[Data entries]
◆ ◆ ◆ ◆
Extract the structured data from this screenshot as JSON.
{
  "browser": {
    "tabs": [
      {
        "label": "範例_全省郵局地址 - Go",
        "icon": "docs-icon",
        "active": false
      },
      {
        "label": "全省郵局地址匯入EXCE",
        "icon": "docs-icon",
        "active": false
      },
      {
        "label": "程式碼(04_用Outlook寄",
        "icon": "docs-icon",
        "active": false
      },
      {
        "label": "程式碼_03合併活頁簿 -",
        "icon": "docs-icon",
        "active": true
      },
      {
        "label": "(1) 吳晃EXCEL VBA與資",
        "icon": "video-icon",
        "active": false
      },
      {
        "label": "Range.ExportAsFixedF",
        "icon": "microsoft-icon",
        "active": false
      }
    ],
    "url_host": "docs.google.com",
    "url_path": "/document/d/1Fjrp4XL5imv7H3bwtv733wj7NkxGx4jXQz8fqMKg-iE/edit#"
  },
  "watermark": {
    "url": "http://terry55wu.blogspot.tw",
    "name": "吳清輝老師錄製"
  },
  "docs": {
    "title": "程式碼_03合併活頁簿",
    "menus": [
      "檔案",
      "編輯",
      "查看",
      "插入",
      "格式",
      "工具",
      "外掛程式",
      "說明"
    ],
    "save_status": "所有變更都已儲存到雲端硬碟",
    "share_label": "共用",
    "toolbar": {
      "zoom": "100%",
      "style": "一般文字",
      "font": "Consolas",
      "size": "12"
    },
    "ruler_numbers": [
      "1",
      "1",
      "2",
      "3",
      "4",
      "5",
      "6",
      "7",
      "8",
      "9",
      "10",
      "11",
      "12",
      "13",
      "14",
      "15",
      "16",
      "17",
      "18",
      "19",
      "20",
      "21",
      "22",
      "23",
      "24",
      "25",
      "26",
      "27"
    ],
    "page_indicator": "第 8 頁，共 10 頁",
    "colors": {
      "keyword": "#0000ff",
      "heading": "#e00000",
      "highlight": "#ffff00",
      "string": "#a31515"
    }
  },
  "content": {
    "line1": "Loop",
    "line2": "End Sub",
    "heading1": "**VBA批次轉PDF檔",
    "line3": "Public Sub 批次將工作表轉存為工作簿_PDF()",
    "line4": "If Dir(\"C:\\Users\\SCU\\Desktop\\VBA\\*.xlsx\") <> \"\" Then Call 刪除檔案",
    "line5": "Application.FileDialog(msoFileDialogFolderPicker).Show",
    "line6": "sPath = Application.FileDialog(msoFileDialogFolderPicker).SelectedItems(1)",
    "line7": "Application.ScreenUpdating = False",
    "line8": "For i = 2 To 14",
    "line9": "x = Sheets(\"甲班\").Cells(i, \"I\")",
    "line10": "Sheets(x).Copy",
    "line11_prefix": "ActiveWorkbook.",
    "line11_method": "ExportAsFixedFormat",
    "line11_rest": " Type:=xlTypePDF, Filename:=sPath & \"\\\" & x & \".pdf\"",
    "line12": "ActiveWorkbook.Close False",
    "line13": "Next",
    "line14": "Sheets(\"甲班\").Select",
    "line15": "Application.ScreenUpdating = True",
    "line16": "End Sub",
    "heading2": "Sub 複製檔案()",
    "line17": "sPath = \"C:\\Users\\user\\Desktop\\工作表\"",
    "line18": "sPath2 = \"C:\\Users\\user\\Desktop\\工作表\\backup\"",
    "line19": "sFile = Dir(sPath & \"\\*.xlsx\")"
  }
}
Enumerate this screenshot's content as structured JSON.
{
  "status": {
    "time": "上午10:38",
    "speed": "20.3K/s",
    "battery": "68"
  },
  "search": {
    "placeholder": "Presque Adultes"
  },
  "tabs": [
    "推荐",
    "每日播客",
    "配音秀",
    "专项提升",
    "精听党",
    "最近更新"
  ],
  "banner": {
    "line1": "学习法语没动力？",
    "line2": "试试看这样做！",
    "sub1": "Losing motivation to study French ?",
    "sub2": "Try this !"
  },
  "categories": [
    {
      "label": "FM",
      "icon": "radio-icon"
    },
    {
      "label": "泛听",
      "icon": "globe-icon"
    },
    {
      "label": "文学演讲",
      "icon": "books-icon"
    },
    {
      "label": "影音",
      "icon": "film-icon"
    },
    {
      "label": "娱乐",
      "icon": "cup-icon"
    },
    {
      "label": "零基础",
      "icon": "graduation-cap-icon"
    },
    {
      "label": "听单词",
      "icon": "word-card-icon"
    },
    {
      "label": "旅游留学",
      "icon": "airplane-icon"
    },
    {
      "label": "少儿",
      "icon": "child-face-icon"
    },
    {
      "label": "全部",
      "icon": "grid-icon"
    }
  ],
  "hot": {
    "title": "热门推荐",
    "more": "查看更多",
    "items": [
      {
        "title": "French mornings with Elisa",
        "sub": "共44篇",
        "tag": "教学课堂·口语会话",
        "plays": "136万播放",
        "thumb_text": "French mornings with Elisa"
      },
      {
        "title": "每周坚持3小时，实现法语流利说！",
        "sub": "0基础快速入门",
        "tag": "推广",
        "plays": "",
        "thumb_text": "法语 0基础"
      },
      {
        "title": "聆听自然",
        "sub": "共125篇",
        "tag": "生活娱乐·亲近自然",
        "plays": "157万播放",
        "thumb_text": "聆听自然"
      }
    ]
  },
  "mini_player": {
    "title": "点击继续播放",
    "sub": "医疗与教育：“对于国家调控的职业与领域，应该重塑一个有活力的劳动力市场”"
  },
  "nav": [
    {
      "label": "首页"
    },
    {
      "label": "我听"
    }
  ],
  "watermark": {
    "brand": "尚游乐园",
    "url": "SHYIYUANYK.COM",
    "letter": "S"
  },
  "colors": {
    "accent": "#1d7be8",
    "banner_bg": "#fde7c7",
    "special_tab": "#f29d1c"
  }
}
◆ ◆ ◆ ◆
Your task: List all lines holding the string "JSON".

Output for this task:
Extract the structured data from this screenshot as JSON.
Enumerate this screenshot's content as structured JSON.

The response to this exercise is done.